• TASK DETAILS: Select lines where the word "xlabel" appears.

(Figure record extracts)
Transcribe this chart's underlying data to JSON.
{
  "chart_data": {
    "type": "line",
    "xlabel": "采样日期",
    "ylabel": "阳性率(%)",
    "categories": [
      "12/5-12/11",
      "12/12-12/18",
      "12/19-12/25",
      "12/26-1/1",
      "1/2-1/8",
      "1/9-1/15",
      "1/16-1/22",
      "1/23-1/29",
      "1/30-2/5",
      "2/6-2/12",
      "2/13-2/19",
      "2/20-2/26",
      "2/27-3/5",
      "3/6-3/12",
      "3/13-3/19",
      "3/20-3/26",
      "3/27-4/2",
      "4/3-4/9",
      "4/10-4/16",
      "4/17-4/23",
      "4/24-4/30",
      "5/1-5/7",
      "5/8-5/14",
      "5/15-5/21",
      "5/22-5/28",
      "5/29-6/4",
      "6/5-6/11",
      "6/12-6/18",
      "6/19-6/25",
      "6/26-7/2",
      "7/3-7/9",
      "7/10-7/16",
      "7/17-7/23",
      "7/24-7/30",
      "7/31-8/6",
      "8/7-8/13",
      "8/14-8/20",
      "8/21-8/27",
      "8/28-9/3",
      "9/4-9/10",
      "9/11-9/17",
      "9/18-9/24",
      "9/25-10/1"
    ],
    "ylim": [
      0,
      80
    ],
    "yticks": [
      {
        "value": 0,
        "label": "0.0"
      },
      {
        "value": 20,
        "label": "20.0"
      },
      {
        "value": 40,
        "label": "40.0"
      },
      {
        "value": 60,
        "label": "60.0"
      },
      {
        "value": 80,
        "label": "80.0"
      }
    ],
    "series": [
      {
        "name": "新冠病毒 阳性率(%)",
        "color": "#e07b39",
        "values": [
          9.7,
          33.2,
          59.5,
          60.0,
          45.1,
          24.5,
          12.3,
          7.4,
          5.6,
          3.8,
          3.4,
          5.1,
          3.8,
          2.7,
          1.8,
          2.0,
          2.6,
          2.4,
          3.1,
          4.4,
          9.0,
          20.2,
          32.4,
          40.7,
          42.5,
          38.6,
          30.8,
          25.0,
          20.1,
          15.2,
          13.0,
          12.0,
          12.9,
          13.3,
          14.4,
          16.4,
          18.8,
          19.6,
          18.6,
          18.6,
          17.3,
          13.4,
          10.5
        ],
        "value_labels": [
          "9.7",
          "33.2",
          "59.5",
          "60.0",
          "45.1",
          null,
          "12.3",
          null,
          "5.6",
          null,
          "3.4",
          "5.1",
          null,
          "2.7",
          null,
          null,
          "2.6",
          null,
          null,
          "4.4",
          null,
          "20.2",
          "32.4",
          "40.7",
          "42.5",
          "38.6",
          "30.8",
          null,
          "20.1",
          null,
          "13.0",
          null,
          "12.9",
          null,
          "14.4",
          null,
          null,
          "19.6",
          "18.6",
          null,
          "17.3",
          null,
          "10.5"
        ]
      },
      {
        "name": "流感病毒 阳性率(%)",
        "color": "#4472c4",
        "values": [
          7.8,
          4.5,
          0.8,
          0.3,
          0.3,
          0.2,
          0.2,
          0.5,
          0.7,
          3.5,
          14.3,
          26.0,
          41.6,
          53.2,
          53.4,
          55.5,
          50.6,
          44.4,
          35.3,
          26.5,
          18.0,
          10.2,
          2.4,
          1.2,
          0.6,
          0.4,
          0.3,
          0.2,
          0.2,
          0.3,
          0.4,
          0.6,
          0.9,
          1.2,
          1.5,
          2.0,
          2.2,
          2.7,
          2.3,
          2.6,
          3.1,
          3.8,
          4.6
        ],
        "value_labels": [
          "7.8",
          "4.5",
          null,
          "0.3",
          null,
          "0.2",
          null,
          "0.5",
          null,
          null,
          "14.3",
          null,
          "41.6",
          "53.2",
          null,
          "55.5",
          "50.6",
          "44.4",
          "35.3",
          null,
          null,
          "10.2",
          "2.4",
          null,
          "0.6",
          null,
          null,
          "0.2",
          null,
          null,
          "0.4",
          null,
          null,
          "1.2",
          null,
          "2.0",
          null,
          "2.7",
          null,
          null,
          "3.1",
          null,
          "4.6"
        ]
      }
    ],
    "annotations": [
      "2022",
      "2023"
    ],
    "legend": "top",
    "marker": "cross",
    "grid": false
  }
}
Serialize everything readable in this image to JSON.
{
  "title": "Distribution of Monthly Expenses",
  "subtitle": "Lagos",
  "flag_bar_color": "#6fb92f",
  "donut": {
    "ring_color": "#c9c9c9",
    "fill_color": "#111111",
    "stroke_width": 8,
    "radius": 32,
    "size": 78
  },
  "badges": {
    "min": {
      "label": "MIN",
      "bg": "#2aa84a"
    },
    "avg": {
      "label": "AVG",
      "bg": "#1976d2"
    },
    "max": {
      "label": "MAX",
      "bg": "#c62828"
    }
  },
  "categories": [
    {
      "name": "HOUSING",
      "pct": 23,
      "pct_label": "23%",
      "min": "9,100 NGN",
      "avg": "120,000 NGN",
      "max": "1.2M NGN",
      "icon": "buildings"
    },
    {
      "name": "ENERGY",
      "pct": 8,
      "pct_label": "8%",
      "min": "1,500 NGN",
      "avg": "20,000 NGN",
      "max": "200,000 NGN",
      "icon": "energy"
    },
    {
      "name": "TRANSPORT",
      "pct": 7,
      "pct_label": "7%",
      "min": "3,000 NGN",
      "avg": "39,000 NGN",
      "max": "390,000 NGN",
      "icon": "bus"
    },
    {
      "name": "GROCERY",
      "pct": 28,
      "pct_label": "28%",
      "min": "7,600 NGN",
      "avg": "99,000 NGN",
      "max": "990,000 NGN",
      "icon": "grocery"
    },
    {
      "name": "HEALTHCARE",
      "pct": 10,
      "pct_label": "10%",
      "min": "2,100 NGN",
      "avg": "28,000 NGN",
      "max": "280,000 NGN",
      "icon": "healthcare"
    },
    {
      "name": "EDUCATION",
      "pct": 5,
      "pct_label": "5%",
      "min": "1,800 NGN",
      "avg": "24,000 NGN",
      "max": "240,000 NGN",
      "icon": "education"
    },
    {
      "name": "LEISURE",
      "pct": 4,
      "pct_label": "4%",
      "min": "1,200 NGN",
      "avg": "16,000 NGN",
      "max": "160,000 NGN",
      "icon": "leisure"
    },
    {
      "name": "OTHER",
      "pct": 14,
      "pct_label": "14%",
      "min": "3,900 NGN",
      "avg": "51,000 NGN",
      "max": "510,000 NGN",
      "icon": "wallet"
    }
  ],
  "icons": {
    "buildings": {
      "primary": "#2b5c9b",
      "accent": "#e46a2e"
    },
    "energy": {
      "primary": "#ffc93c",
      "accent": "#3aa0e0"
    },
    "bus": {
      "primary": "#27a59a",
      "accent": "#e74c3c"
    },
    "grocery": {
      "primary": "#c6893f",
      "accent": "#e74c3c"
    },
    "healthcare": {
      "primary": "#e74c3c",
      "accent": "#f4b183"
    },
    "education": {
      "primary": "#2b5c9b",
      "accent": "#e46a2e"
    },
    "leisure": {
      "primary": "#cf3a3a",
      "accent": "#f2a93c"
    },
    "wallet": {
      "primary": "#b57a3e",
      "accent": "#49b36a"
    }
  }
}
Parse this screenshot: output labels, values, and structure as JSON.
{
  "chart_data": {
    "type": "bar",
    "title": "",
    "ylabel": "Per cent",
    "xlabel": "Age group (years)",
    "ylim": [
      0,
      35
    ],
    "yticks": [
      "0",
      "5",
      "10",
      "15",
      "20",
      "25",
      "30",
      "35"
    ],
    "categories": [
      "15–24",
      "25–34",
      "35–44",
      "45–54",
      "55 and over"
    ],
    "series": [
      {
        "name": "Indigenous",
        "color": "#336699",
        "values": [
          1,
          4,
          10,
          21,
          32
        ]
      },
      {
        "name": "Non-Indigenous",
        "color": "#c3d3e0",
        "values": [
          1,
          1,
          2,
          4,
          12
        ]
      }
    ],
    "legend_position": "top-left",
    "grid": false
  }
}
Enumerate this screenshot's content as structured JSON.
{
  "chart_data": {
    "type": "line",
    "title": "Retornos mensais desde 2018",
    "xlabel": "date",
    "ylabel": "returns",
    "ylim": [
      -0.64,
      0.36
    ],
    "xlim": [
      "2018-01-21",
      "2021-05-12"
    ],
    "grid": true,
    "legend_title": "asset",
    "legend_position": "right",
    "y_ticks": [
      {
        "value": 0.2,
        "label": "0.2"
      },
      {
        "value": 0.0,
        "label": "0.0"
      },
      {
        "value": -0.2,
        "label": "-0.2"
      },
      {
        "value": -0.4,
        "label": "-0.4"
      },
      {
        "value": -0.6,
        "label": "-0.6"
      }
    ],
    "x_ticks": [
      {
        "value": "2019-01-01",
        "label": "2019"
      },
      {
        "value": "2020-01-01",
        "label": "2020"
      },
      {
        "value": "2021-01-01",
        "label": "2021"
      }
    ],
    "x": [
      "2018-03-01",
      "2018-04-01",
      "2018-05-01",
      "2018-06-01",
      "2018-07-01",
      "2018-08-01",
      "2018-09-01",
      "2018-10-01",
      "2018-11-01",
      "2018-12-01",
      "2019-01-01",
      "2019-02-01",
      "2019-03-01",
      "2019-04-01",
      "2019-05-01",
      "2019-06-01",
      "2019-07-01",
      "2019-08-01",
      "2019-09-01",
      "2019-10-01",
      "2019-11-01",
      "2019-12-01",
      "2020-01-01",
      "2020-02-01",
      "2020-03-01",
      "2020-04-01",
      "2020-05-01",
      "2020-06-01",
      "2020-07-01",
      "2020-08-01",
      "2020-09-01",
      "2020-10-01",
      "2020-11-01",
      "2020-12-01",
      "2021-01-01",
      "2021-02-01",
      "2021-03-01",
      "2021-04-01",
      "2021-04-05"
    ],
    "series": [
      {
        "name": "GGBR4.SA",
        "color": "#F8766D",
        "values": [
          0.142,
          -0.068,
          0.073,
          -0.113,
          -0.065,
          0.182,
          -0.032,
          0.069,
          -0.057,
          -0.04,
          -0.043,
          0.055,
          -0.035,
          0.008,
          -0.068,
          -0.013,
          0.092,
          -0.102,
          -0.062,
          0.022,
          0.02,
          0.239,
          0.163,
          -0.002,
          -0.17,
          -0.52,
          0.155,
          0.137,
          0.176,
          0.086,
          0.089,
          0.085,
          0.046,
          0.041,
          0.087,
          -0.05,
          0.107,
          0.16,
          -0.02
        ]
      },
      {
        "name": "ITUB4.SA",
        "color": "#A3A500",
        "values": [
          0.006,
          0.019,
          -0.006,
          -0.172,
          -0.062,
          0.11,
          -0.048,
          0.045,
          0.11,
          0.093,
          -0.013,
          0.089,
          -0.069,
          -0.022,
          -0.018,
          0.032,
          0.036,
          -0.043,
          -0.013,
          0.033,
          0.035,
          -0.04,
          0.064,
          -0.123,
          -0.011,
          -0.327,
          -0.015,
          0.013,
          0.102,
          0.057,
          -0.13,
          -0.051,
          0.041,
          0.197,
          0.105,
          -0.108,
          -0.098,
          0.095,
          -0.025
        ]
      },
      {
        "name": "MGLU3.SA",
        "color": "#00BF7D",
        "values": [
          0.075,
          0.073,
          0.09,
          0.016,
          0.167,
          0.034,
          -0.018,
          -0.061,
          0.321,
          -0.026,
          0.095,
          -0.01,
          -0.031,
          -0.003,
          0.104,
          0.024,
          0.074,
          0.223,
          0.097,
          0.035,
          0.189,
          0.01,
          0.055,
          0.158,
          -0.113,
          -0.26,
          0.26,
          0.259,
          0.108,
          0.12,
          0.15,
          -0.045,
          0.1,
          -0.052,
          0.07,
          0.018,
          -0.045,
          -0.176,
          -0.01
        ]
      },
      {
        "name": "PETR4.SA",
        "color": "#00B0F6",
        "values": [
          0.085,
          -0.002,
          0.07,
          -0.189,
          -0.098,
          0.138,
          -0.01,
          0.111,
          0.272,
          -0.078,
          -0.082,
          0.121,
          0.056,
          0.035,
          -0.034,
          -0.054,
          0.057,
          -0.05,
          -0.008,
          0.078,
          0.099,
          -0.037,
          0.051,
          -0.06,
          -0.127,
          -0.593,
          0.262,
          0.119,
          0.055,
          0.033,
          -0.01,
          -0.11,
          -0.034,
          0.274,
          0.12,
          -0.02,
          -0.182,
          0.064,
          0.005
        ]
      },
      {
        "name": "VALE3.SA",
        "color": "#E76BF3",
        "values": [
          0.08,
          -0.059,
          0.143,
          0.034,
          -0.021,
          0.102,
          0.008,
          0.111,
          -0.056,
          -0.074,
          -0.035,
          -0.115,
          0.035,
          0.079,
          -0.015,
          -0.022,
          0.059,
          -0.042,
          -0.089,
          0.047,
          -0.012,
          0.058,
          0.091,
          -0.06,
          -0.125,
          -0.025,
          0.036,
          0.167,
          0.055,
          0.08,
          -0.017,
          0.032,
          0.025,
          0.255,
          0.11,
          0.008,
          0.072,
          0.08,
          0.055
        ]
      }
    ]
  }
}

• OUTPUT:
    "xlabel": "采样日期",
    "xlabel": "Age group (years)",
    "xlabel": "date",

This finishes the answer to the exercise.